SHORT EXERCISE: Your task is to print the material below exactly as presented.
***
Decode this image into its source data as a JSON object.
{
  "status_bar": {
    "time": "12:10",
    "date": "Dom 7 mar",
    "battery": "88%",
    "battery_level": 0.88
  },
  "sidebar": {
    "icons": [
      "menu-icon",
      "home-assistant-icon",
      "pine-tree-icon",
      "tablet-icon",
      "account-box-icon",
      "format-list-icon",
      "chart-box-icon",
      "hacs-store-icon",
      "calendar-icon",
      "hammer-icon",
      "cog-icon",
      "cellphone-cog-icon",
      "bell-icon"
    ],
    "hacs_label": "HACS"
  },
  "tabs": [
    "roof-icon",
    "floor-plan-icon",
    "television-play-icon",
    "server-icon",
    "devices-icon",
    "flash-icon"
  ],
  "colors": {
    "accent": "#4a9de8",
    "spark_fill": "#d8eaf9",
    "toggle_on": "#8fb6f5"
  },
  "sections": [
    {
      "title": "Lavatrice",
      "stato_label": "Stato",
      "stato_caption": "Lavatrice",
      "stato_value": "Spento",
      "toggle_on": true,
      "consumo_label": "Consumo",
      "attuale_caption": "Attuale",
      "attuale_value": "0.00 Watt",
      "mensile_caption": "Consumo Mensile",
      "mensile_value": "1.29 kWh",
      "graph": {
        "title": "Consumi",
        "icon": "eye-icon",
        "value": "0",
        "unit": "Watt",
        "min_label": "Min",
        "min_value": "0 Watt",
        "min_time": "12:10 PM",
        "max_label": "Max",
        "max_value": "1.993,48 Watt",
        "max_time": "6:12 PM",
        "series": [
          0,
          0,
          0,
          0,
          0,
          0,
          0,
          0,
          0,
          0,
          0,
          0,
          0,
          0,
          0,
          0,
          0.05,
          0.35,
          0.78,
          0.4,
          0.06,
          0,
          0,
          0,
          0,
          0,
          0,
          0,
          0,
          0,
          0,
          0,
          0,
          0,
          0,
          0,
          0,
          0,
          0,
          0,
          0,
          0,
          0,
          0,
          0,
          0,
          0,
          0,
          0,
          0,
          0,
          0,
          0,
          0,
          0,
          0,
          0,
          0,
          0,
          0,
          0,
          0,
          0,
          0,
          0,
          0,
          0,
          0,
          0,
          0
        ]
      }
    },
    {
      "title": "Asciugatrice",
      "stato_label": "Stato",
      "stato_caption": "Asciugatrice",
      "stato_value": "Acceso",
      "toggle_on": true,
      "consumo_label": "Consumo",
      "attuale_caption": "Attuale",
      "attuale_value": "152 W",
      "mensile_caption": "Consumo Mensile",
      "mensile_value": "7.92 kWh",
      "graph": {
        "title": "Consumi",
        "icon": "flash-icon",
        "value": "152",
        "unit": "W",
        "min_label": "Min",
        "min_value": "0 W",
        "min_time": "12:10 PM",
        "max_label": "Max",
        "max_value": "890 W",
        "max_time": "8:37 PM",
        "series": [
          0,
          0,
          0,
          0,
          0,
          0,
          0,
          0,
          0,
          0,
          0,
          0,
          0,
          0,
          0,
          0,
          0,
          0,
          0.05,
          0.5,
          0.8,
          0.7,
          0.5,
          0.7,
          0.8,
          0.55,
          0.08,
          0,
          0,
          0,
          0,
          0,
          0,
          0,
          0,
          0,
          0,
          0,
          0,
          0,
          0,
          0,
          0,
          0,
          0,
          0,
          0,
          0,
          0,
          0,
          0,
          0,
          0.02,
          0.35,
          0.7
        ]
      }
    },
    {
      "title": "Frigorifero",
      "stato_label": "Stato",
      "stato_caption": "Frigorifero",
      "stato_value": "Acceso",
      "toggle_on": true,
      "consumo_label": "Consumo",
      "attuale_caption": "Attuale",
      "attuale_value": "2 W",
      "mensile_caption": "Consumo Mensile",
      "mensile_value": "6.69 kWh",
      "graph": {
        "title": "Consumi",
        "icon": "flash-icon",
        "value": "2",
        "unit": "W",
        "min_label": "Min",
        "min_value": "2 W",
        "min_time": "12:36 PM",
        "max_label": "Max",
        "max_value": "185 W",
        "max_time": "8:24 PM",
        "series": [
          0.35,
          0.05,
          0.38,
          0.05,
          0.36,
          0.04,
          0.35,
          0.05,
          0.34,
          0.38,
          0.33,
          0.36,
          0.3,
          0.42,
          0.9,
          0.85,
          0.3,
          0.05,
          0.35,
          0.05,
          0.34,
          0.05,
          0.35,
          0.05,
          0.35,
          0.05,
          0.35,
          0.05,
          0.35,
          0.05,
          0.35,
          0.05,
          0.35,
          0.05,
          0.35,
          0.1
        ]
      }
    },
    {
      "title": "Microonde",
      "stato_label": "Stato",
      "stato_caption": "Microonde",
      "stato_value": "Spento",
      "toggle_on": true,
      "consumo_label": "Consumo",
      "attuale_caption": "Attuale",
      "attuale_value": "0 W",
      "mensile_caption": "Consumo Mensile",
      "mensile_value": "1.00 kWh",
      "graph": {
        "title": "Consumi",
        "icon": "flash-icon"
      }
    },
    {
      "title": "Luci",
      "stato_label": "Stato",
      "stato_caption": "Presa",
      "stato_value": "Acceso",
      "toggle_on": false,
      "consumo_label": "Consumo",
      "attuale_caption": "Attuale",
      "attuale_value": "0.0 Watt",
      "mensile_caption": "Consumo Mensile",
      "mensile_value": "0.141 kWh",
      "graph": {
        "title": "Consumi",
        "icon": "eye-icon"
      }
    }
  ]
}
***
REPLY:
Decode this image into its source data as a JSON object.
{
  "status_bar": {
    "time": "12:10",
    "date": "Dom 7 mar",
    "battery": "88%",
    "battery_level": 0.88
  },
  "sidebar": {
    "icons": [
      "menu-icon",
      "home-assistant-icon",
      "pine-tree-icon",
      "tablet-icon",
      "account-box-icon",
      "format-list-icon",
      "chart-box-icon",
      "hacs-store-icon",
      "calendar-icon",
      "hammer-icon",
      "cog-icon",
      "cellphone-cog-icon",
      "bell-icon"
    ],
    "hacs_label": "HACS"
  },
  "tabs": [
    "roof-icon",
    "floor-plan-icon",
    "television-play-icon",
    "server-icon",
    "devices-icon",
    "flash-icon"
  ],
  "colors": {
    "accent": "#4a9de8",
    "spark_fill": "#d8eaf9",
    "toggle_on": "#8fb6f5"
  },
  "sections": [
    {
      "title": "Lavatrice",
      "stato_label": "Stato",
      "stato_caption": "Lavatrice",
      "stato_value": "Spento",
      "toggle_on": true,
      "consumo_label": "Consumo",
      "attuale_caption": "Attuale",
      "attuale_value": "0.00 Watt",
      "mensile_caption": "Consumo Mensile",
      "mensile_value": "1.29 kWh",
      "graph": {
        "title": "Consumi",
        "icon": "eye-icon",
        "value": "0",
        "unit": "Watt",
        "min_label": "Min",
        "min_value": "0 Watt",
        "min_time": "12:10 PM",
        "max_label": "Max",
        "max_value": "1.993,48 Watt",
        "max_time": "6:12 PM",
        "series": [
          0,
          0,
          0,
          0,
          0,
          0,
          0,
          0,
          0,
          0,
          0,
          0,
          0,
          0,
          0,
          0,
          0.05,
          0.35,
          0.78,
          0.4,
          0.06,
          0,
          0,
          0,
          0,
          0,
          0,
          0,
          0,
          0,
          0,
          0,
          0,
          0,
          0,
          0,
          0,
          0,
          0,
          0,
          0,
          0,
          0,
          0,
          0,
          0,
          0,
          0,
          0,
          0,
          0,
          0,
          0,
          0,
          0,
          0,
          0,
          0,
          0,
          0,
          0,
          0,
          0,
          0,
          0,
          0,
          0,
          0,
          0,
          0
        ]
      }
    },
    {
      "title": "Asciugatrice",
      "stato_label": "Stato",
      "stato_caption": "Asciugatrice",
      "stato_value": "Acceso",
      "toggle_on": true,
      "consumo_label": "Consumo",
      "attuale_caption": "Attuale",
      "attuale_value": "152 W",
      "mensile_caption": "Consumo Mensile",
      "mensile_value": "7.92 kWh",
      "graph": {
        "title": "Consumi",
        "icon": "flash-icon",
        "value": "152",
        "unit": "W",
        "min_label": "Min",
        "min_value": "0 W",
        "min_time": "12:10 PM",
        "max_label": "Max",
        "max_value": "890 W",
        "max_time": "8:37 PM",
        "series": [
          0,
          0,
          0,
          0,
          0,
          0,
          0,
          0,
          0,
          0,
          0,
          0,
          0,
          0,
          0,
          0,
          0,
          0,
          0.05,
          0.5,
          0.8,
          0.7,
          0.5,
          0.7,
          0.8,
          0.55,
          0.08,
          0,
          0,
          0,
          0,
          0,
          0,
          0,
          0,
          0,
          0,
          0,
          0,
          0,
          0,
          0,
          0,
          0,
          0,
          0,
          0,
          0,
          0,
          0,
          0,
          0,
          0.02,
          0.35,
          0.7
        ]
      }
    },
    {
      "title": "Frigorifero",
      "stato_label": "Stato",
      "stato_caption": "Frigorifero",
      "stato_value": "Acceso",
      "toggle_on": true,
      "consumo_label": "Consumo",
      "attuale_caption": "Attuale",
      "attuale_value": "2 W",
      "mensile_caption": "Consumo Mensile",
      "mensile_value": "6.69 kWh",
      "graph": {
        "title": "Consumi",
        "icon": "flash-icon",
        "value": "2",
        "unit": "W",
        "min_label": "Min",
        "min_value": "2 W",
        "min_time": "12:36 PM",
        "max_label": "Max",
        "max_value": "185 W",
        "max_time": "8:24 PM",
        "series": [
          0.35,
          0.05,
          0.38,
          0.05,
          0.36,
          0.04,
          0.35,
          0.05,
          0.34,
          0.38,
          0.33,
          0.36,
          0.3,
          0.42,
          0.9,
          0.85,
          0.3,
          0.05,
          0.35,
          0.05,
          0.34,
          0.05,
          0.35,
          0.05,
          0.35,
          0.05,
          0.35,
          0.05,
          0.35,
          0.05,
          0.35,
          0.05,
          0.35,
          0.05,
          0.35,
          0.1
        ]
      }
    },
    {
      "title": "Microonde",
      "stato_label": "Stato",
      "stato_caption": "Microonde",
      "stato_value": "Spento",
      "toggle_on": true,
      "consumo_label": "Consumo",
      "attuale_caption": "Attuale",
      "attuale_value": "0 W",
      "mensile_caption": "Consumo Mensile",
      "mensile_value": "1.00 kWh",
      "graph": {
        "title": "Consumi",
        "icon": "flash-icon"
      }
    },
    {
      "title": "Luci",
      "stato_label": "Stato",
      "stato_caption": "Presa",
      "stato_value": "Acceso",
      "toggle_on": false,
      "consumo_label": "Consumo",
      "attuale_caption": "Attuale",
      "attuale_value": "0.0 Watt",
      "mensile_caption": "Consumo Mensile",
      "mensile_value": "0.141 kWh",
      "graph": {
        "title": "Consumi",
        "icon": "eye-icon"
      }
    }
  ]
}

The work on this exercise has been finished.